§ **Exercise requirements**
Copy out the complete listing, word for word.

§ **Records for this exercise**
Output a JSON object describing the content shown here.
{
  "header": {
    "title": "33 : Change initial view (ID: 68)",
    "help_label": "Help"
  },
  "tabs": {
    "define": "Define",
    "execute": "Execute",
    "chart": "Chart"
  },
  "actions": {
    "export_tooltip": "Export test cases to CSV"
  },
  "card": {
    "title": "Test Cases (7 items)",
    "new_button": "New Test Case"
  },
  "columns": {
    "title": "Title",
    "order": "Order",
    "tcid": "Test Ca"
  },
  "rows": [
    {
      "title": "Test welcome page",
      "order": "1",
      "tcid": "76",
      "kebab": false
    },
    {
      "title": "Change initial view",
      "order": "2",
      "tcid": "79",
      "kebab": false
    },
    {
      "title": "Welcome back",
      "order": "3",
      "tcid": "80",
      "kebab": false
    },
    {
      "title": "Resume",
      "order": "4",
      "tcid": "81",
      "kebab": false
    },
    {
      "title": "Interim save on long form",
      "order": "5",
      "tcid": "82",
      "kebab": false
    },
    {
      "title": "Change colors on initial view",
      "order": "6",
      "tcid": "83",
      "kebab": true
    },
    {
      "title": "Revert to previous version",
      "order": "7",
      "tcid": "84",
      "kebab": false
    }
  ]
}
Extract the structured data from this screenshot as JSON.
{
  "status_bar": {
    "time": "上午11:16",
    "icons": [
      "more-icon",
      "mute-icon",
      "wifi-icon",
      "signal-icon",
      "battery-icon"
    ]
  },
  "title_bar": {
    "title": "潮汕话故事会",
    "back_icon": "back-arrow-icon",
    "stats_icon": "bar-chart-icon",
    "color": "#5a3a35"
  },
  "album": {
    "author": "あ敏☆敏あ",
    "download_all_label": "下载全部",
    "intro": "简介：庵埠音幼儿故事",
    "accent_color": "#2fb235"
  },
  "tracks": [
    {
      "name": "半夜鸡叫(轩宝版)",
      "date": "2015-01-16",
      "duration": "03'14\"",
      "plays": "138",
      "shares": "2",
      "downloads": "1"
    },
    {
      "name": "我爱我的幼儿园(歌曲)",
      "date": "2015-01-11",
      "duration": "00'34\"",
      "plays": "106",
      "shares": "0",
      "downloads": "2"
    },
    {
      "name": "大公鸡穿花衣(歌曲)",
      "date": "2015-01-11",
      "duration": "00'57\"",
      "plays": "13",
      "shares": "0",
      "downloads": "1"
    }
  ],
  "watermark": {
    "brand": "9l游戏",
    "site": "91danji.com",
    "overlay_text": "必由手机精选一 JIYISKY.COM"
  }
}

§ **Written answer**
Output a JSON object describing the content shown here.
{
  "header": {
    "title": "33 : Change initial view (ID: 68)",
    "help_label": "Help"
  },
  "tabs": {
    "define": "Define",
    "execute": "Execute",
    "chart": "Chart"
  },
  "actions": {
    "export_tooltip": "Export test cases to CSV"
  },
  "card": {
    "title": "Test Cases (7 items)",
    "new_button": "New Test Case"
  },
  "columns": {
    "title": "Title",
    "order": "Order",
    "tcid": "Test Ca"
  },
  "rows": [
    {
      "title": "Test welcome page",
      "order": "1",
      "tcid": "76",
      "kebab": false
    },
    {
      "title": "Change initial view",
      "order": "2",
      "tcid": "79",
      "kebab": false
    },
    {
      "title": "Welcome back",
      "order": "3",
      "tcid": "80",
      "kebab": false
    },
    {
      "title": "Resume",
      "order": "4",
      "tcid": "81",
      "kebab": false
    },
    {
      "title": "Interim save on long form",
      "order": "5",
      "tcid": "82",
      "kebab": false
    },
    {
      "title": "Change colors on initial view",
      "order": "6",
      "tcid": "83",
      "kebab": true
    },
    {
      "title": "Revert to previous version",
      "order": "7",
      "tcid": "84",
      "kebab": false
    }
  ]
}
Extract the structured data from this screenshot as JSON.
{
  "status_bar": {
    "time": "上午11:16",
    "icons": [
      "more-icon",
      "mute-icon",
      "wifi-icon",
      "signal-icon",
      "battery-icon"
    ]
  },
  "title_bar": {
    "title": "潮汕话故事会",
    "back_icon": "back-arrow-icon",
    "stats_icon": "bar-chart-icon",
    "color": "#5a3a35"
  },
  "album": {
    "author": "あ敏☆敏あ",
    "download_all_label": "下载全部",
    "intro": "简介：庵埠音幼儿故事",
    "accent_color": "#2fb235"
  },
  "tracks": [
    {
      "name": "半夜鸡叫(轩宝版)",
      "date": "2015-01-16",
      "duration": "03'14\"",
      "plays": "138",
      "shares": "2",
      "downloads": "1"
    },
    {
      "name": "我爱我的幼儿园(歌曲)",
      "date": "2015-01-11",
      "duration": "00'34\"",
      "plays": "106",
      "shares": "0",
      "downloads": "2"
    },
    {
      "name": "大公鸡穿花衣(歌曲)",
      "date": "2015-01-11",
      "duration": "00'57\"",
      "plays": "13",
      "shares": "0",
      "downloads": "1"
    }
  ],
  "watermark": {
    "brand": "9l游戏",
    "site": "91danji.com",
    "overlay_text": "必由手机精选一 JIYISKY.COM"
  }
}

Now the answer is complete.